Task requirements -
Give the material again in full, matching it exactly.

Collected data:
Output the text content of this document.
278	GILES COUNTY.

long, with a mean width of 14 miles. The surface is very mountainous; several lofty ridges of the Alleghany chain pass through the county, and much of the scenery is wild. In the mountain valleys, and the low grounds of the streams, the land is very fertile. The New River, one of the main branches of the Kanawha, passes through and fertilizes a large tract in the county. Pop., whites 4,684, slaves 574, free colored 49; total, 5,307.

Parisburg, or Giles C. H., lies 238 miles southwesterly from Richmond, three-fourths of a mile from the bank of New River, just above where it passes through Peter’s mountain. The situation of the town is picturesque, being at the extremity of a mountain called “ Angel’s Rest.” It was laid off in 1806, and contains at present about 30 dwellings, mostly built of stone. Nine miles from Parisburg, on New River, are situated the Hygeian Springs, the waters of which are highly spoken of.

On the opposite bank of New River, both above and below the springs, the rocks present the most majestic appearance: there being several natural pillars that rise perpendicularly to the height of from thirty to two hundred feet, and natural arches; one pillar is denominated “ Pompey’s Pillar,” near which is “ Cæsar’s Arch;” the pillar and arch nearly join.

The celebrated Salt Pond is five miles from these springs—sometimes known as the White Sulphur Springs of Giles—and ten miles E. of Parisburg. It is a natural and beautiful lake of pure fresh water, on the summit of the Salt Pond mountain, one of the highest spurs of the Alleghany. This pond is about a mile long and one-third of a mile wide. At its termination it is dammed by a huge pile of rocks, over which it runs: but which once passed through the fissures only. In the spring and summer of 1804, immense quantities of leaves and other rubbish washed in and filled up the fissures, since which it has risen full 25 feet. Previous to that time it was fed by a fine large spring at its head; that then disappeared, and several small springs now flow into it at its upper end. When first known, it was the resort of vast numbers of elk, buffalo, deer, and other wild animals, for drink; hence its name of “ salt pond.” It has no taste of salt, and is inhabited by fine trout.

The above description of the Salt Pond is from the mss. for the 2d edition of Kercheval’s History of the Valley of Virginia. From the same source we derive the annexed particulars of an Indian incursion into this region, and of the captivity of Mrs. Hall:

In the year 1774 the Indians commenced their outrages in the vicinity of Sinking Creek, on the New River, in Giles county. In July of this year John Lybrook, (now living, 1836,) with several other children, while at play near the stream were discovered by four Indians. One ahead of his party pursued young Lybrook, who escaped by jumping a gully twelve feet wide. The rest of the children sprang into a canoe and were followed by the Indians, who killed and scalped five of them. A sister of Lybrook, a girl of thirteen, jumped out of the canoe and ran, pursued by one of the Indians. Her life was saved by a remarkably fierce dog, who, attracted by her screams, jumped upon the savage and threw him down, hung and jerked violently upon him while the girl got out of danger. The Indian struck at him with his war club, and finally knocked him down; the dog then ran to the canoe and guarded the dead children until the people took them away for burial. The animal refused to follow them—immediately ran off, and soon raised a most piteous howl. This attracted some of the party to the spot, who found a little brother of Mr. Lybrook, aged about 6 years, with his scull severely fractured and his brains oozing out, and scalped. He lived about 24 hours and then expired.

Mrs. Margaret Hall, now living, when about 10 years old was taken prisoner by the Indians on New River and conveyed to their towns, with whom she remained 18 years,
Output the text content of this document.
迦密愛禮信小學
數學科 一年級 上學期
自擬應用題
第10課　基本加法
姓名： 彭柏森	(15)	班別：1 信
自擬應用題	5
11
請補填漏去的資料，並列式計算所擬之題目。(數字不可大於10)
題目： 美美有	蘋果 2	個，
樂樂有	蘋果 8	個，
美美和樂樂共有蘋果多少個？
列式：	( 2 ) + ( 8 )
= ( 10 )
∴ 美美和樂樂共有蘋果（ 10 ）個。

The answer -
Output the text content of this document.
278	GILES COUNTY.

long, with a mean width of 14 miles. The surface is very mountainous; several lofty ridges of the Alleghany chain pass through the county, and much of the scenery is wild. In the mountain valleys, and the low grounds of the streams, the land is very fertile. The New River, one of the main branches of the Kanawha, passes through and fertilizes a large tract in the county. Pop., whites 4,684, slaves 574, free colored 49; total, 5,307.

Parisburg, or Giles C. H., lies 238 miles southwesterly from Richmond, three-fourths of a mile from the bank of New River, just above where it passes through Peter’s mountain. The situation of the town is picturesque, being at the extremity of a mountain called “ Angel’s Rest.” It was laid off in 1806, and contains at present about 30 dwellings, mostly built of stone. Nine miles from Parisburg, on New River, are situated the Hygeian Springs, the waters of which are highly spoken of.

On the opposite bank of New River, both above and below the springs, the rocks present the most majestic appearance: there being several natural pillars that rise perpendicularly to the height of from thirty to two hundred feet, and natural arches; one pillar is denominated “ Pompey’s Pillar,” near which is “ Cæsar’s Arch;” the pillar and arch nearly join.

The celebrated Salt Pond is five miles from these springs—sometimes known as the White Sulphur Springs of Giles—and ten miles E. of Parisburg. It is a natural and beautiful lake of pure fresh water, on the summit of the Salt Pond mountain, one of the highest spurs of the Alleghany. This pond is about a mile long and one-third of a mile wide. At its termination it is dammed by a huge pile of rocks, over which it runs: but which once passed through the fissures only. In the spring and summer of 1804, immense quantities of leaves and other rubbish washed in and filled up the fissures, since which it has risen full 25 feet. Previous to that time it was fed by a fine large spring at its head; that then disappeared, and several small springs now flow into it at its upper end. When first known, it was the resort of vast numbers of elk, buffalo, deer, and other wild animals, for drink; hence its name of “ salt pond.” It has no taste of salt, and is inhabited by fine trout.

The above description of the Salt Pond is from the mss. for the 2d edition of Kercheval’s History of the Valley of Virginia. From the same source we derive the annexed particulars of an Indian incursion into this region, and of the captivity of Mrs. Hall:

In the year 1774 the Indians commenced their outrages in the vicinity of Sinking Creek, on the New River, in Giles county. In July of this year John Lybrook, (now living, 1836,) with several other children, while at play near the stream were discovered by four Indians. One ahead of his party pursued young Lybrook, who escaped by jumping a gully twelve feet wide. The rest of the children sprang into a canoe and were followed by the Indians, who killed and scalped five of them. A sister of Lybrook, a girl of thirteen, jumped out of the canoe and ran, pursued by one of the Indians. Her life was saved by a remarkably fierce dog, who, attracted by her screams, jumped upon the savage and threw him down, hung and jerked violently upon him while the girl got out of danger. The Indian struck at him with his war club, and finally knocked him down; the dog then ran to the canoe and guarded the dead children until the people took them away for burial. The animal refused to follow them—immediately ran off, and soon raised a most piteous howl. This attracted some of the party to the spot, who found a little brother of Mr. Lybrook, aged about 6 years, with his scull severely fractured and his brains oozing out, and scalped. He lived about 24 hours and then expired.

Mrs. Margaret Hall, now living, when about 10 years old was taken prisoner by the Indians on New River and conveyed to their towns, with whom she remained 18 years,
Output the text content of this document.
迦密愛禮信小學
數學科 一年級 上學期
自擬應用題
第10課　基本加法
姓名： 彭柏森	(15)	班別：1 信
自擬應用題	5
11
請補填漏去的資料，並列式計算所擬之題目。(數字不可大於10)
題目： 美美有	蘋果 2	個，
樂樂有	蘋果 8	個，
美美和樂樂共有蘋果多少個？
列式：	( 2 ) + ( 8 )
= ( 10 )
∴ 美美和樂樂共有蘋果（ 10 ）個。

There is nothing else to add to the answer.